■ CONSEGNA 1: Nel brano sulle politiche dell'identità, quale movimento ha avuto un ruolo particolare nel definire i confini dell'inclusione e dell'esclusione?
-------- BRANO FORNITO --------
Come avrò modo di mostrare in modo più approfondito nel capitolo successivo, un particolare ruolo nella definizione dei confini [p. 30] dell’inclusione e dell’esclusione l’ha avuto, paradossalmente, proprio il movimento gay e lesbico con le sue politiche dell’identità. Se in un primo momento queste erano sembrate adatte alla costruzione di un nuovo mondo sociale dove poter vivere la propria differenza, in un secondo momento la riflessione e la pratica si spostò invece sulla critica a queste politiche, sospettate (quando non accusate) di colludere con la riproduzione di una struttura gerarchica e oppressiva tramite la costituzione e la normalizzazione di un soggetto omosessuale “conforme” e presentato come “alter ego” legittimato del soggetto eterosessuale e quindi, in ultima analisi, tramite la costruzione di nuovi confini di legittimazione e di esclusione sociale [Seidman 1997]. Obiettivo dell’accusa erano gli effetti perversi o voluti di queste politiche: 
  • la costruzione e la securizzazione di nuovi confini di legittimazione del campo delle sessualità e dei rapporti di genere, con la rinnovata riproduzione di una logica di esclusione sociale “in/out”, “normale/anormale”, la produzione di nuovi confini di invisibilità (concernenti non solo le bisessualità, ma anche tutte quelle sessualità non conformi – transgender, sadomasochismi, ecc. – e quindi non in grado di soddisfare criteri di “normalità” sessuale rivendicati dalle politiche dell’identità gay), la conseguente frammentazione identitaria del campo delle sessualità “non-conformi” rispetto al modello eterosessuale monogamico e l’indebolimento dello schieramento antiomofobico e “affermativo” tramite la riduzione della sua capacità coalizionale;
  • la riproduzione di un modello “gender-based” dell’orientamento sessuale che, oltre ad insistere sul primato del genere sulla strutturazione del desiderio, trasferisce lo schema binario del genere su uno schema binario della sessualità omo/etero, con la conseguente riproduzione della stretta connessione tra sessualità e genere e del relativo sistema di aspettative sociali circa ciò che si può prevedere dei comportamenti e dei desideri sessuali altrui (“se si è etero non si è [p. 31] gay e viceversa”, “se si è gay non si possono desiderare le donne, se si è etero non si possono desiderare gli uomini”, o altre proposizioni diffuse come “se si è gay si ha un animo femminile ed è per questo che si desiderano gli uomini”, ecc.).
-------- DATI --------
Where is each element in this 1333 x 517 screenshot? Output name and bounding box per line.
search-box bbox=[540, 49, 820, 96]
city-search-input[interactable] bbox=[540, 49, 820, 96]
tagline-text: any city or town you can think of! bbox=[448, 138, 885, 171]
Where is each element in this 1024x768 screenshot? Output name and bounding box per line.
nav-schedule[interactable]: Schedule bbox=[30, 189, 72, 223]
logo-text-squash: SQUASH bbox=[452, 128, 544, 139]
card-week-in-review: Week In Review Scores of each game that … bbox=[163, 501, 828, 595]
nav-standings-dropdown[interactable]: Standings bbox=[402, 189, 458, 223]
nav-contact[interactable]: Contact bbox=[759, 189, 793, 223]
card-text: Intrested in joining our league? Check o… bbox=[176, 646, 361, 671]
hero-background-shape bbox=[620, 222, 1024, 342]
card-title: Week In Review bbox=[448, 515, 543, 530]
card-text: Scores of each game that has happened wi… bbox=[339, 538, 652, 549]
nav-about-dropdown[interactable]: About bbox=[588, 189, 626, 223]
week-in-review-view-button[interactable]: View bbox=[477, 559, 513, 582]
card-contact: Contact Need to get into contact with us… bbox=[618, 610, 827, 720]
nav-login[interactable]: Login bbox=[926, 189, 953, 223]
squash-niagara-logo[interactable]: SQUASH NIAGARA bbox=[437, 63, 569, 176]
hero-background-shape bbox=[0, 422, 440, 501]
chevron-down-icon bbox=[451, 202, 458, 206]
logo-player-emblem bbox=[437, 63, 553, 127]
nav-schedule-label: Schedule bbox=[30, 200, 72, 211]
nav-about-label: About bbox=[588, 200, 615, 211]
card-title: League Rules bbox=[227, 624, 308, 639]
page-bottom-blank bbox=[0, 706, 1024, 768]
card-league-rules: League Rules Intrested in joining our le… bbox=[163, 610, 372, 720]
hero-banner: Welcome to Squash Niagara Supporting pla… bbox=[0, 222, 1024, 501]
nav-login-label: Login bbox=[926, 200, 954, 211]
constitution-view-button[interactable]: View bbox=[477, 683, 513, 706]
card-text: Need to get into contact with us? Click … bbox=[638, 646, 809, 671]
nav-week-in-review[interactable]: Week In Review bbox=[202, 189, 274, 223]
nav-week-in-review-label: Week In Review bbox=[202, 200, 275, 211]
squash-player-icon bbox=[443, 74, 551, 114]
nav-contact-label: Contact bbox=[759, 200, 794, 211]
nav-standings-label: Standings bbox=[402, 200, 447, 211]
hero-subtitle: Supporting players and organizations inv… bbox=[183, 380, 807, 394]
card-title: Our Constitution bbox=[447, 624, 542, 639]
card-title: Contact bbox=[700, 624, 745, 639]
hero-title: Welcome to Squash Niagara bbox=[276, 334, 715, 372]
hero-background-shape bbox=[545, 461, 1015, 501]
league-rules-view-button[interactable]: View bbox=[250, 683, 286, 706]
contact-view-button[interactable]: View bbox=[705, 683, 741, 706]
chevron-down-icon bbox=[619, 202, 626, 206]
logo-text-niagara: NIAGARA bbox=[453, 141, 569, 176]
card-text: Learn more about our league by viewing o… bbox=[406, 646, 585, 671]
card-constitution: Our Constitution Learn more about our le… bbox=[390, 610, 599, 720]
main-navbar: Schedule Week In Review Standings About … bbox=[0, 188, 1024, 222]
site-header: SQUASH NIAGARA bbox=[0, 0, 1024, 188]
--------
■ CONSEGNA 2: Riscrivi le voci dall'inizio fino alla riga che contiene "nav-login[interactable]: Login bbox=[926, 189, 953, 223]", compresa, mettendo "Weekly Summary" al posto di "Week In Review" e lasciando tutto il resto invariato.

■ RISPOSTA 1: Il movimento gay e lesbico, con le sue politiche dell'identità.

■ RISPOSTA 2:
Where is each element in this 1333 x 517 screenshot? Output name and bounding box per line.
search-box bbox=[540, 49, 820, 96]
city-search-input[interactable] bbox=[540, 49, 820, 96]
tagline-text: any city or town you can think of! bbox=[448, 138, 885, 171]
Where is each element in this 1024x768 screenshot? Output name and bounding box per line.
nav-schedule[interactable]: Schedule bbox=[30, 189, 72, 223]
logo-text-squash: SQUASH bbox=[452, 128, 544, 139]
card-week-in-review: Weekly Summary Scores of each game that … bbox=[163, 501, 828, 595]
nav-standings-dropdown[interactable]: Standings bbox=[402, 189, 458, 223]
nav-contact[interactable]: Contact bbox=[759, 189, 793, 223]
card-text: Intrested in joining our league? Check o… bbox=[176, 646, 361, 671]
hero-background-shape bbox=[620, 222, 1024, 342]
card-title: Weekly Summary bbox=[448, 515, 543, 530]
card-text: Scores of each game that has happened wi… bbox=[339, 538, 652, 549]
nav-about-dropdown[interactable]: About bbox=[588, 189, 626, 223]
week-in-review-view-button[interactable]: View bbox=[477, 559, 513, 582]
card-contact: Contact Need to get into contact with us… bbox=[618, 610, 827, 720]
nav-login[interactable]: Login bbox=[926, 189, 953, 223]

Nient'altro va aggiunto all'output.